- _YOUR INSTRUCTIONS_: Copy every line of the material below word for word, leaving out the pictures.

....

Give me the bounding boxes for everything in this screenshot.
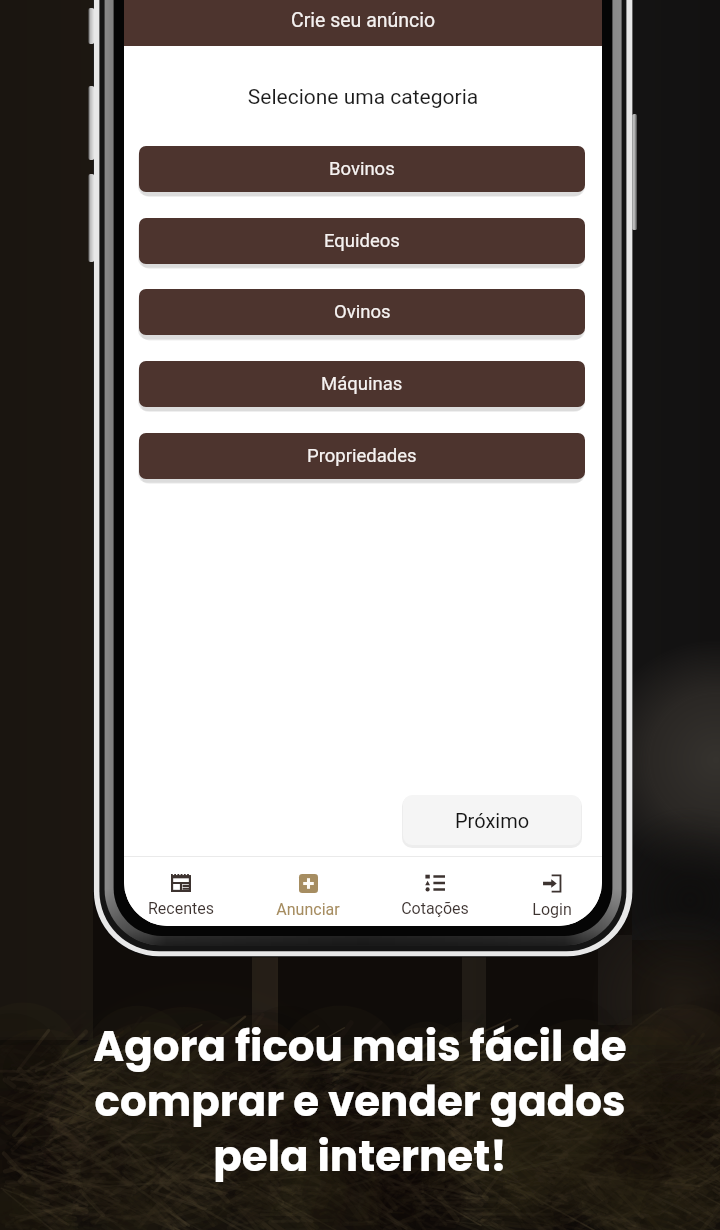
button[interactable]: Anunciar (253, 874, 363, 919)
button[interactable]: Propriedades (139, 433, 585, 479)
button[interactable]: Login (497, 874, 602, 919)
button[interactable]: Bovinos (139, 146, 585, 192)
staticText: Anunciar (253, 900, 363, 919)
other: Recentes (171, 874, 191, 892)
staticText: Próximo (455, 809, 530, 832)
button[interactable]: Equideos (139, 218, 585, 264)
staticText: Login (497, 900, 602, 919)
button[interactable]: Próximo (403, 795, 581, 845)
staticText: Equideos (324, 230, 400, 252)
staticText: Máquinas (321, 373, 403, 395)
button[interactable]: Cotações (380, 874, 490, 918)
staticText: Agora ficou mais fácil de comprar e vend… (93, 1017, 627, 1186)
staticText: Bovinos (329, 158, 395, 180)
other: Cotações (425, 874, 445, 892)
button[interactable]: Recentes (126, 874, 236, 918)
staticText: Crie seu anúncio (291, 9, 436, 32)
staticText: Ovinos (334, 301, 391, 323)
button[interactable]: Máquinas (139, 361, 585, 407)
button[interactable]: Ovinos (139, 289, 585, 335)
staticText: Propriedades (307, 445, 417, 467)
other: Anunciar (299, 874, 318, 893)
staticText: Selecione uma categoria (124, 85, 602, 110)
other: Login (542, 874, 563, 893)
staticText: Cotações (380, 899, 490, 918)
staticText: Recentes (126, 899, 236, 918)
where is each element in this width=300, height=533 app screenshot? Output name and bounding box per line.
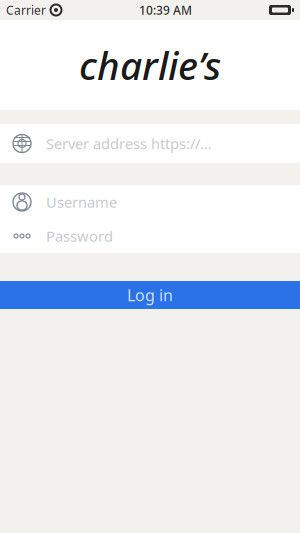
- staticText: Carrier: [6, 2, 46, 18]
- staticText: Log in: [127, 284, 173, 306]
- button[interactable]: Username: [0, 185, 300, 219]
- button[interactable]: Log in: [0, 281, 300, 309]
- button[interactable]: Server address https://…: [0, 124, 300, 163]
- staticText: Username: [46, 192, 117, 212]
- staticText: Server address https://…: [46, 134, 212, 153]
- staticText: charlie’s: [79, 39, 221, 91]
- button[interactable]: Password: [0, 219, 300, 253]
- staticText: Password: [46, 226, 113, 246]
- staticText: 10:39 AM: [139, 2, 192, 18]
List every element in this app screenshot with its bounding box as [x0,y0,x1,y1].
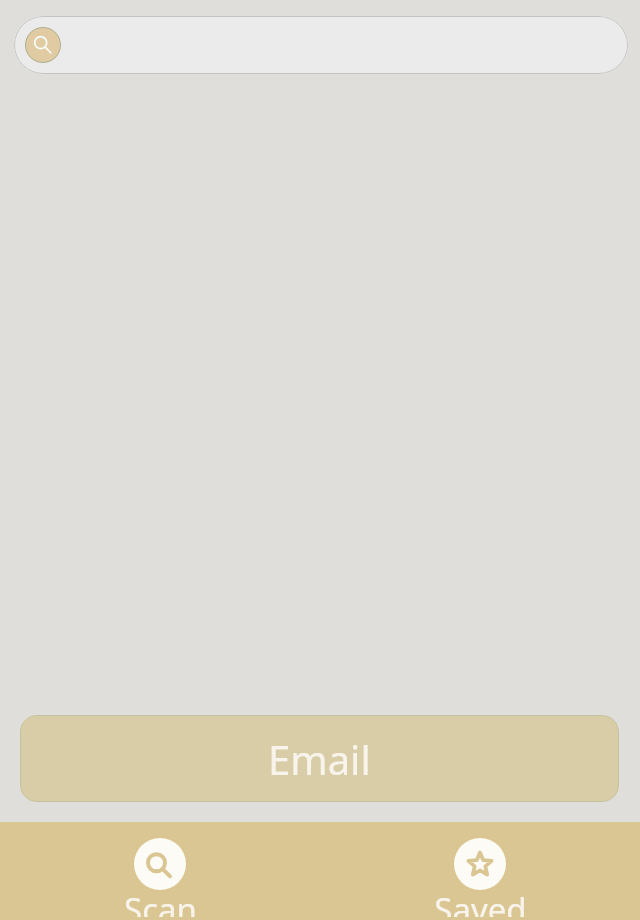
button[interactable]: Search [25,27,61,63]
button[interactable]: Saved [320,822,640,920]
staticText: Saved [434,887,527,917]
button[interactable]: Email [20,715,619,802]
button[interactable]: Scan [0,822,320,920]
button[interactable]: Search [14,16,628,74]
staticText: Scan [124,887,197,917]
staticText: Email [268,732,371,786]
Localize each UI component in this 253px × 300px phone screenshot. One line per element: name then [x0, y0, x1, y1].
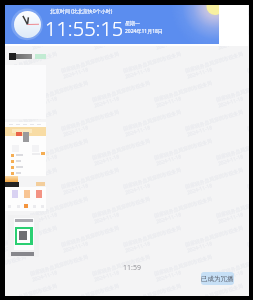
staticText: 2024-11-18 [217, 37, 245, 52]
staticText: 国家税务总局深圳市税务局 [5, 5, 58, 16]
button[interactable]: 已成为冗播 [201, 272, 234, 285]
staticText: 国家税务总局深圳市税务局 [29, 254, 88, 277]
staticText: 国家税务总局深圳市税务局 [215, 22, 249, 45]
staticText: 2024-11-18 [124, 182, 152, 196]
staticText: 2024-11-18 [62, 240, 90, 254]
staticText: 国家税务总局深圳市税务局 [5, 254, 26, 277]
staticText: 国家税务总局深圳市税务局 [29, 22, 88, 45]
staticText: 2024-11-18 [31, 95, 59, 110]
staticText: 2024-11-18 [155, 269, 183, 284]
button[interactable] [8, 215, 39, 257]
button[interactable] [5, 122, 46, 211]
staticText: 2024-11-18 [5, 124, 28, 138]
staticText: 2024-11-18 [93, 95, 121, 110]
staticText: 2024-11-18 [5, 182, 28, 196]
button[interactable]: 北京时间 (比北京快0个小时) [5, 5, 219, 44]
staticText: 2024-11-18 [186, 66, 214, 80]
staticText: 国家税务总局深圳市税务局 [29, 196, 88, 219]
staticText: 11:55:15 [45, 15, 124, 42]
staticText: 国家税务总局深圳市税务局 [29, 138, 88, 161]
staticText: 国家税务总局深圳市税务局 [5, 224, 58, 248]
staticText: 北京时间 (比北京快0个小时) [50, 8, 113, 15]
staticText: 2024-11-18 [248, 124, 249, 138]
staticText: 国家税务总局深圳市税务局 [184, 282, 244, 296]
staticText: 国家税务总局深圳市税务局 [5, 166, 58, 190]
staticText: 2024-11-18 [217, 269, 245, 284]
staticText: 2024-11-18 [155, 95, 183, 110]
staticText: 2024-11-18 [124, 240, 152, 254]
staticText: 2024-11-18 [5, 240, 28, 254]
staticText: 2024-11-18 [217, 95, 245, 110]
staticText: 2024-11-18 [155, 211, 183, 226]
staticText: 国家税务总局深圳市税务局 [5, 50, 58, 74]
staticText: 2024-11-18 [5, 8, 28, 22]
staticText: 国家税务总局深圳市税务局 [5, 138, 26, 161]
staticText: 2024年11月18日 [125, 28, 163, 35]
staticText: 2024-11-18 [186, 124, 214, 138]
staticText: 2024-11-18 [186, 240, 214, 254]
staticText: 2024-11-18 [31, 37, 59, 52]
staticText: 国家税务总局深圳市税务局 [91, 22, 150, 45]
staticText: 2024-11-18 [155, 37, 183, 52]
staticText: 2024-11-18 [217, 211, 245, 226]
staticText: 2024-11-18 [155, 153, 183, 168]
staticText: 2024-11-18 [124, 124, 152, 138]
staticText: 国家税务总局深圳市税务局 [215, 254, 249, 277]
staticText: 国家税务总局深圳市税务局 [246, 5, 249, 16]
staticText: 11:59 [123, 263, 141, 273]
staticText: 国家税务总局深圳市税务局 [91, 254, 150, 277]
staticText: 2024-11-18 [93, 37, 121, 52]
staticText: 2024-11-18 [31, 269, 59, 284]
staticText: 已成为冗播 [201, 275, 234, 283]
staticText: 2024-11-18 [62, 124, 90, 138]
staticText: 国家税务总局深圳市税务局 [5, 22, 26, 45]
staticText: 国家税务总局深圳市税务局 [5, 108, 58, 132]
staticText: 2024-11-18 [217, 153, 245, 168]
staticText: 2024-11-18 [186, 8, 214, 22]
staticText: 国家税务总局深圳市税务局 [184, 5, 244, 16]
staticText: 星期一 [125, 20, 140, 26]
staticText: 2024-11-18 [248, 240, 249, 254]
staticText: 2024-11-18 [31, 153, 59, 168]
staticText: 国家税务总局深圳市税务局 [29, 80, 88, 103]
staticText: 2024-11-18 [248, 66, 249, 80]
staticText: 国家税务总局深圳市税务局 [153, 22, 212, 45]
staticText: 2024-11-18 [248, 8, 249, 22]
staticText: 2024-11-18 [124, 8, 152, 22]
staticText: 2024-11-18 [93, 211, 121, 226]
staticText: 2024-11-18 [62, 182, 90, 196]
staticText: 2024-11-18 [62, 8, 90, 22]
staticText: 2024-11-18 [248, 182, 249, 196]
staticText: 2024-11-18 [31, 211, 59, 226]
staticText: 国家税务总局深圳市税务局 [5, 196, 26, 219]
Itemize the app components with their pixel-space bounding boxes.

....

- _EXERCISE RESPONSE_:
Give me the bounding boxes for everything in this screenshot.
button[interactable]: Anunciar (253, 874, 363, 919)
button[interactable]: Propriedades (139, 433, 585, 479)
button[interactable]: Login (497, 874, 602, 919)
button[interactable]: Bovinos (139, 146, 585, 192)
staticText: Anunciar (253, 900, 363, 919)
other: Recentes (171, 874, 191, 892)
staticText: Próximo (455, 809, 530, 832)
button[interactable]: Equideos (139, 218, 585, 264)
staticText: Login (497, 900, 602, 919)
button[interactable]: Próximo (403, 795, 581, 845)
staticText: Equideos (324, 230, 400, 252)
staticText: Máquinas (321, 373, 403, 395)
button[interactable]: Cotações (380, 874, 490, 918)
staticText: Agora ficou mais fácil de comprar e vend… (93, 1017, 627, 1186)
staticText: Bovinos (329, 158, 395, 180)
other: Cotações (425, 874, 445, 892)
button[interactable]: Recentes (126, 874, 236, 918)
staticText: Crie seu anúncio (291, 9, 436, 32)
staticText: Ovinos (334, 301, 391, 323)
button[interactable]: Máquinas (139, 361, 585, 407)
button[interactable]: Ovinos (139, 289, 585, 335)
staticText: Propriedades (307, 445, 417, 467)
other: Anunciar (299, 874, 318, 893)
staticText: Selecione uma categoria (124, 85, 602, 110)
other: Login (542, 874, 563, 893)
staticText: Cotações (380, 899, 490, 918)
staticText: Recentes (126, 899, 236, 918)
where is each element in this width=300, height=533 app screenshot? Output name and bounding box per line.
- staticText: Carrier: [6, 2, 46, 18]
- staticText: Log in: [127, 284, 173, 306]
- button[interactable]: Username: [0, 185, 300, 219]
- button[interactable]: Log in: [0, 281, 300, 309]
- button[interactable]: Server address https://…: [0, 124, 300, 163]
- staticText: Username: [46, 192, 117, 212]
- staticText: Server address https://…: [46, 134, 212, 153]
- staticText: charlie’s: [79, 39, 221, 91]
- button[interactable]: Password: [0, 219, 300, 253]
- staticText: Password: [46, 226, 113, 246]
- staticText: 10:39 AM: [139, 2, 192, 18]
List every element in this app screenshot with its bounding box as [x0,y0,x1,y1].
button[interactable]: Search [25,27,61,63]
button[interactable]: Saved [320,822,640,920]
staticText: Saved [434,887,527,917]
button[interactable]: Email [20,715,619,802]
button[interactable]: Scan [0,822,320,920]
button[interactable]: Search [14,16,628,74]
staticText: Scan [124,887,197,917]
staticText: Email [268,732,371,786]
Localize each UI component in this 253px × 300px phone screenshot. One line per element: name then [x0, y0, x1, y1].
staticText: 2024-11-18 [217, 37, 245, 52]
staticText: 国家税务总局深圳市税务局 [5, 5, 58, 16]
button[interactable]: 已成为冗播 [201, 272, 234, 285]
staticText: 国家税务总局深圳市税务局 [29, 254, 88, 277]
staticText: 国家税务总局深圳市税务局 [215, 22, 249, 45]
staticText: 2024-11-18 [124, 182, 152, 196]
staticText: 2024-11-18 [62, 240, 90, 254]
staticText: 国家税务总局深圳市税务局 [5, 254, 26, 277]
staticText: 国家税务总局深圳市税务局 [29, 22, 88, 45]
staticText: 2024-11-18 [31, 95, 59, 110]
staticText: 2024-11-18 [155, 269, 183, 284]
button[interactable] [8, 215, 39, 257]
button[interactable] [5, 122, 46, 211]
staticText: 2024-11-18 [5, 124, 28, 138]
staticText: 2024-11-18 [93, 95, 121, 110]
staticText: 2024-11-18 [5, 182, 28, 196]
button[interactable]: 北京时间 (比北京快0个小时) [5, 5, 219, 44]
staticText: 2024-11-18 [186, 66, 214, 80]
staticText: 国家税务总局深圳市税务局 [29, 196, 88, 219]
staticText: 11:55:15 [45, 15, 124, 42]
staticText: 国家税务总局深圳市税务局 [29, 138, 88, 161]
staticText: 国家税务总局深圳市税务局 [5, 224, 58, 248]
staticText: 北京时间 (比北京快0个小时) [50, 8, 113, 15]
staticText: 2024-11-18 [248, 124, 249, 138]
staticText: 国家税务总局深圳市税务局 [184, 282, 244, 296]
staticText: 国家税务总局深圳市税务局 [5, 166, 58, 190]
staticText: 2024-11-18 [217, 269, 245, 284]
staticText: 2024-11-18 [155, 95, 183, 110]
staticText: 2024-11-18 [124, 240, 152, 254]
staticText: 2024-11-18 [5, 240, 28, 254]
staticText: 2024-11-18 [217, 95, 245, 110]
staticText: 2024-11-18 [155, 211, 183, 226]
staticText: 国家税务总局深圳市税务局 [5, 50, 58, 74]
staticText: 2024-11-18 [5, 8, 28, 22]
staticText: 国家税务总局深圳市税务局 [5, 138, 26, 161]
staticText: 2024年11月18日 [125, 28, 163, 35]
staticText: 2024-11-18 [186, 124, 214, 138]
staticText: 2024-11-18 [186, 240, 214, 254]
staticText: 2024-11-18 [31, 37, 59, 52]
staticText: 国家税务总局深圳市税务局 [91, 22, 150, 45]
staticText: 2024-11-18 [155, 37, 183, 52]
staticText: 2024-11-18 [217, 211, 245, 226]
staticText: 2024-11-18 [155, 153, 183, 168]
staticText: 2024-11-18 [124, 124, 152, 138]
staticText: 国家税务总局深圳市税务局 [215, 254, 249, 277]
staticText: 国家税务总局深圳市税务局 [246, 5, 249, 16]
staticText: 11:59 [123, 263, 141, 273]
staticText: 国家税务总局深圳市税务局 [91, 254, 150, 277]
staticText: 2024-11-18 [93, 37, 121, 52]
staticText: 2024-11-18 [31, 269, 59, 284]
staticText: 已成为冗播 [201, 275, 234, 283]
staticText: 2024-11-18 [62, 124, 90, 138]
staticText: 国家税务总局深圳市税务局 [5, 22, 26, 45]
staticText: 国家税务总局深圳市税务局 [5, 108, 58, 132]
staticText: 2024-11-18 [217, 153, 245, 168]
staticText: 2024-11-18 [186, 8, 214, 22]
staticText: 国家税务总局深圳市税务局 [184, 5, 244, 16]
staticText: 星期一 [125, 20, 140, 26]
staticText: 2024-11-18 [248, 240, 249, 254]
staticText: 2024-11-18 [31, 153, 59, 168]
staticText: 国家税务总局深圳市税务局 [29, 80, 88, 103]
staticText: 2024-11-18 [248, 66, 249, 80]
staticText: 国家税务总局深圳市税务局 [153, 22, 212, 45]
staticText: 2024-11-18 [248, 8, 249, 22]
staticText: 2024-11-18 [124, 8, 152, 22]
staticText: 2024-11-18 [93, 211, 121, 226]
staticText: 2024-11-18 [62, 182, 90, 196]
staticText: 2024-11-18 [62, 8, 90, 22]
staticText: 2024-11-18 [248, 182, 249, 196]
staticText: 2024-11-18 [31, 211, 59, 226]
staticText: 国家税务总局深圳市税务局 [5, 196, 26, 219]
Itemize the app components with their pixel-space bounding boxes.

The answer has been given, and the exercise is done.